Collect all the lines that mention the word "structured".

EXTRACTED RECORDS:
========================================

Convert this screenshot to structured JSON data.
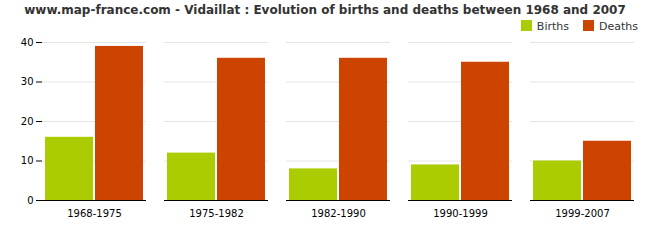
{
  "chart_data": {
    "type": "bar",
    "title": "www.map-france.com - Vidaillat : Evolution of births and deaths between 1968 and 2007",
    "categories": [
      "1968-1975",
      "1975-1982",
      "1982-1990",
      "1990-1999",
      "1999-2007"
    ],
    "series": [
      {
        "name": "Births",
        "color": "#aacc00",
        "values": [
          16,
          12,
          8,
          9,
          10
        ]
      },
      {
        "name": "Deaths",
        "color": "#cc4400",
        "values": [
          39,
          36,
          36,
          35,
          15
        ]
      }
    ],
    "ylim": [
      0,
      40
    ],
    "yticks": [
      0,
      10,
      20,
      30,
      40
    ],
    "grid": true,
    "legend": "upper right"
  }
}
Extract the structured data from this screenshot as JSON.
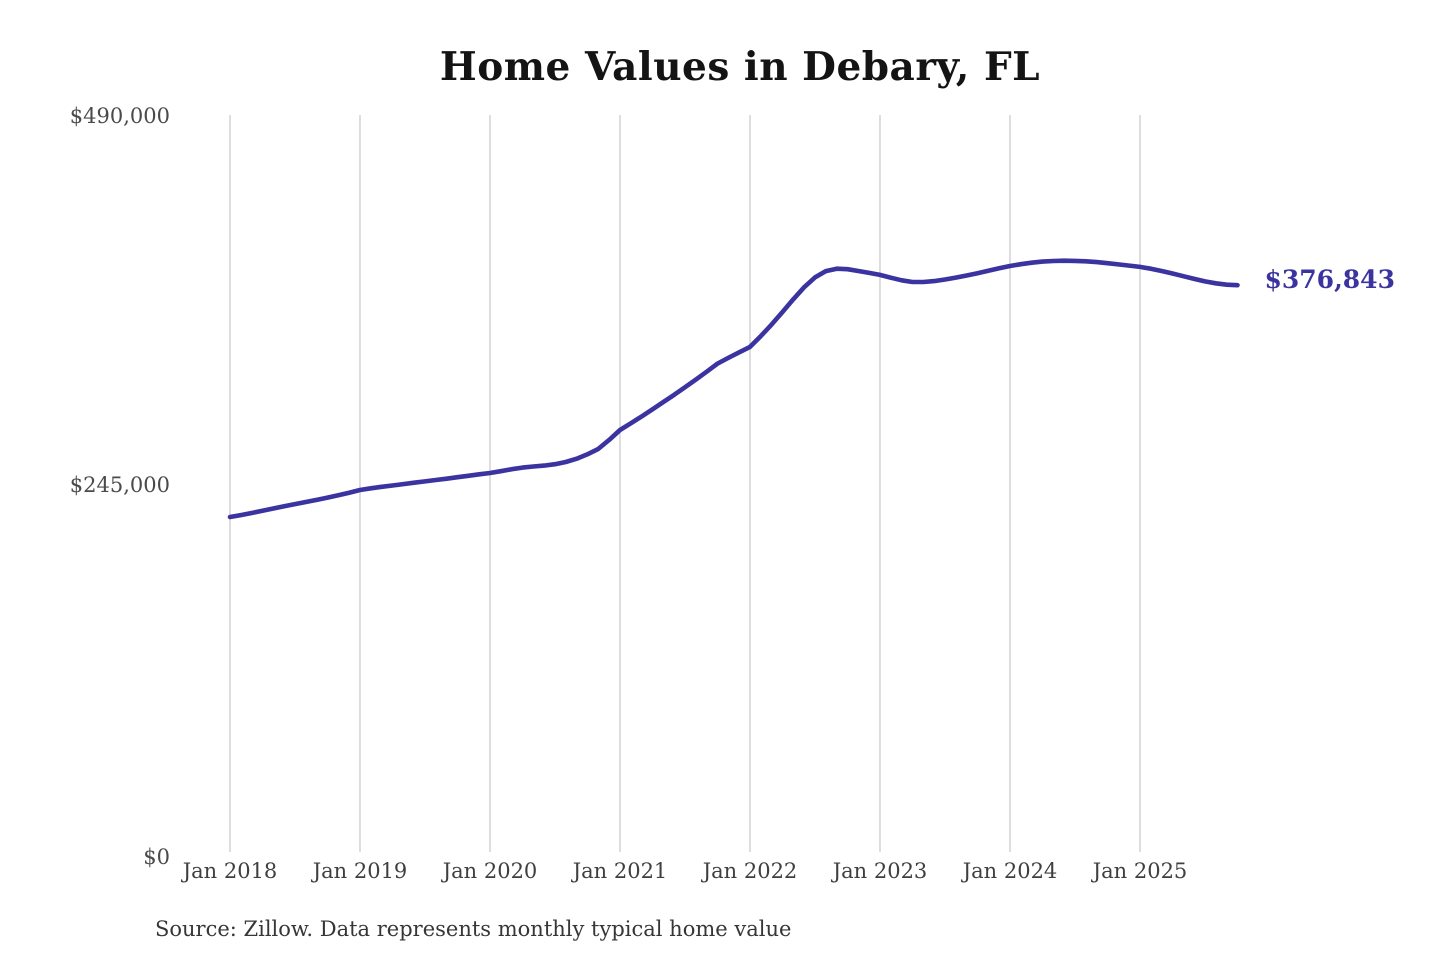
{
  "chart": {
    "title": "Home Values in Debary, FL",
    "source_note": "Source: Zillow. Data represents monthly typical home value",
    "end_label": "$376,843",
    "line_color": "#3b34a0",
    "grid_color": "#cbcbcb",
    "title_color": "#141414"
  },
  "chart_data": {
    "type": "line",
    "title": "Home Values in Debary, FL",
    "ylabel": "",
    "xlabel": "",
    "ylim": [
      0,
      490000
    ],
    "grid": "vertical-yearly",
    "legend": "none",
    "end_annotation": "$376,843",
    "y_ticks": [
      {
        "label": "$0",
        "value": 0
      },
      {
        "label": "$245,000",
        "value": 245000
      },
      {
        "label": "$490,000",
        "value": 490000
      }
    ],
    "x_tick_labels": [
      "Jan 2018",
      "Jan 2019",
      "Jan 2020",
      "Jan 2021",
      "Jan 2022",
      "Jan 2023",
      "Jan 2024",
      "Jan 2025"
    ],
    "x": [
      "2018-01",
      "2018-02",
      "2018-03",
      "2018-04",
      "2018-05",
      "2018-06",
      "2018-07",
      "2018-08",
      "2018-09",
      "2018-10",
      "2018-11",
      "2018-12",
      "2019-01",
      "2019-02",
      "2019-03",
      "2019-04",
      "2019-05",
      "2019-06",
      "2019-07",
      "2019-08",
      "2019-09",
      "2019-10",
      "2019-11",
      "2019-12",
      "2020-01",
      "2020-02",
      "2020-03",
      "2020-04",
      "2020-05",
      "2020-06",
      "2020-07",
      "2020-08",
      "2020-09",
      "2020-10",
      "2020-11",
      "2020-12",
      "2021-01",
      "2021-02",
      "2021-03",
      "2021-04",
      "2021-05",
      "2021-06",
      "2021-07",
      "2021-08",
      "2021-09",
      "2021-10",
      "2021-11",
      "2021-12",
      "2022-01",
      "2022-02",
      "2022-03",
      "2022-04",
      "2022-05",
      "2022-06",
      "2022-07",
      "2022-08",
      "2022-09",
      "2022-10",
      "2022-11",
      "2022-12",
      "2023-01",
      "2023-02",
      "2023-03",
      "2023-04",
      "2023-05",
      "2023-06",
      "2023-07",
      "2023-08",
      "2023-09",
      "2023-10",
      "2023-11",
      "2023-12",
      "2024-01",
      "2024-02",
      "2024-03",
      "2024-04",
      "2024-05",
      "2024-06",
      "2024-07",
      "2024-08",
      "2024-09",
      "2024-10",
      "2024-11",
      "2024-12",
      "2025-01",
      "2025-02",
      "2025-03",
      "2025-04",
      "2025-05",
      "2025-06",
      "2025-07",
      "2025-08",
      "2025-09",
      "2025-10"
    ],
    "values": [
      222700,
      224000,
      225400,
      226900,
      228400,
      229900,
      231300,
      232700,
      234100,
      235600,
      237200,
      238900,
      240700,
      241800,
      242800,
      243700,
      244600,
      245500,
      246400,
      247300,
      248200,
      249200,
      250100,
      251100,
      252000,
      253200,
      254500,
      255600,
      256300,
      256900,
      257800,
      259300,
      261500,
      264400,
      268000,
      274000,
      280600,
      285000,
      289600,
      294300,
      299100,
      304000,
      309000,
      314100,
      319300,
      324700,
      328500,
      332200,
      335800,
      343000,
      350800,
      359000,
      367500,
      375500,
      382000,
      386200,
      387800,
      387500,
      386300,
      385000,
      383700,
      381800,
      380100,
      379000,
      379000,
      379600,
      380600,
      381900,
      383300,
      384800,
      386400,
      388100,
      389600,
      390800,
      391800,
      392500,
      392900,
      393100,
      393000,
      392700,
      392200,
      391500,
      390700,
      389900,
      389000,
      387800,
      386300,
      384600,
      382800,
      381000,
      379400,
      378100,
      377200,
      376843
    ]
  }
}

========================================

REPLY TO THE EXERCISE:
Convert this screenshot to structured JSON data.
Extract the structured data from this screenshot as JSON.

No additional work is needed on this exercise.